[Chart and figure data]
## start

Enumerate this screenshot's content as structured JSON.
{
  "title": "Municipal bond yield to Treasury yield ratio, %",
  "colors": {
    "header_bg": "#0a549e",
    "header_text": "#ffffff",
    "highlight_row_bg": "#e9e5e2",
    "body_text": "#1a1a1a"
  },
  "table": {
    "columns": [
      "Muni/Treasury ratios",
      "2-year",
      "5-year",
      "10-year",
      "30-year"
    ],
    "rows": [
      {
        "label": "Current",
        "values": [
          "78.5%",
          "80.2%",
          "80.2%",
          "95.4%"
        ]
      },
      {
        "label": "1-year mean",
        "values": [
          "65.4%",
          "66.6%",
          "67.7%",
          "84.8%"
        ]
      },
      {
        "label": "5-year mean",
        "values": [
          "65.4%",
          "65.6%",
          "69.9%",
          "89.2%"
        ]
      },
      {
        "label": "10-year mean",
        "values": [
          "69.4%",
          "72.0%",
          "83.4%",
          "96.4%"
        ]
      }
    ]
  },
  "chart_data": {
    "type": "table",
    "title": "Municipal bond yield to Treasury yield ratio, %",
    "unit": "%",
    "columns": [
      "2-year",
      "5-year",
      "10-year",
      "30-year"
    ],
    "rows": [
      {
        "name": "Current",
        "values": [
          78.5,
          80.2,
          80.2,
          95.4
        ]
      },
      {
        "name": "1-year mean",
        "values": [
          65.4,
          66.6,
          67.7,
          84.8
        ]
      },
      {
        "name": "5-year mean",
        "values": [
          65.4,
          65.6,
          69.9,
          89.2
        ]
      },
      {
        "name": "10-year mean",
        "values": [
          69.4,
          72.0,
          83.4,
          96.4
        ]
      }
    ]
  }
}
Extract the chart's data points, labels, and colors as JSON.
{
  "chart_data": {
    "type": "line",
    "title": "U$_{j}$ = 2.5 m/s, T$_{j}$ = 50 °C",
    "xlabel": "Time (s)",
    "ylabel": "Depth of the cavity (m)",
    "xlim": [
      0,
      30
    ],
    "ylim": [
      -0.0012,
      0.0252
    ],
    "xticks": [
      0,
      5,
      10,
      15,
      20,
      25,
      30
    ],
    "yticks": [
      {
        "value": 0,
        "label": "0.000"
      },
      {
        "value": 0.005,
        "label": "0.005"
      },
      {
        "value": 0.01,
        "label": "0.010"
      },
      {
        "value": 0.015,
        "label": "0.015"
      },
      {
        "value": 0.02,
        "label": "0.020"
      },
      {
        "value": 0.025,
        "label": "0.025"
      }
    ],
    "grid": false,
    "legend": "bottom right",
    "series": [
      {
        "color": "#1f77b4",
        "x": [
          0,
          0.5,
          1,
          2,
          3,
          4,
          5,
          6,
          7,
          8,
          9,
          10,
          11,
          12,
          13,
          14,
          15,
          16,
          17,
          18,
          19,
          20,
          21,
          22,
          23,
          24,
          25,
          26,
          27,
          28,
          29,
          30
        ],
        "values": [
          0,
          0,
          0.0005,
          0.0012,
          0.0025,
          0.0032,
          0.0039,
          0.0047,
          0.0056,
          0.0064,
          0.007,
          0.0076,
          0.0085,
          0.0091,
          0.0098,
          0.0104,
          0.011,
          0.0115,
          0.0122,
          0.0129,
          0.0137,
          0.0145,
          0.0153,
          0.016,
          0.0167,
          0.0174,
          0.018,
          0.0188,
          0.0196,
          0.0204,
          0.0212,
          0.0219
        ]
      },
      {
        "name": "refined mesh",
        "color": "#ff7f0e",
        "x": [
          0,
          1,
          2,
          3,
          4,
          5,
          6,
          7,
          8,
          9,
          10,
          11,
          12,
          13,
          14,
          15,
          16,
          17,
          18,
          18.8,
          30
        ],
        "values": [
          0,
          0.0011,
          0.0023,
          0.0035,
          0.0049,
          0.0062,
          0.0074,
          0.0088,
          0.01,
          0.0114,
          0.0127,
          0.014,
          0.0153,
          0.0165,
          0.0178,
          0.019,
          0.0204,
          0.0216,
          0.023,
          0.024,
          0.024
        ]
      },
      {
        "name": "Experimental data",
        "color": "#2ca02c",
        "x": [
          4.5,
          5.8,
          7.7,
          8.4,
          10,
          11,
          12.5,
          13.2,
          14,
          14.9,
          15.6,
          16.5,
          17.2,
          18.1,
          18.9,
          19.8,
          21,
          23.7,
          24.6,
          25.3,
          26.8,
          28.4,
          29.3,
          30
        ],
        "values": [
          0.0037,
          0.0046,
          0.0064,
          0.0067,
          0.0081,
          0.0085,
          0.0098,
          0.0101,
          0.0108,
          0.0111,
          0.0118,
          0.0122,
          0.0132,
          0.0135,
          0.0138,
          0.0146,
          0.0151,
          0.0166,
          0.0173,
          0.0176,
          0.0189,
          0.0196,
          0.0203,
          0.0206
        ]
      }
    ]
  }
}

## end

EXERCISE TASK:
Where a line above contains the string "mean", copy that line.

TASK OUTPUT:
        "label": "1-year mean",
        "label": "5-year mean",
        "label": "10-year mean",
        "name": "1-year mean",
        "name": "5-year mean",
        "name": "10-year mean",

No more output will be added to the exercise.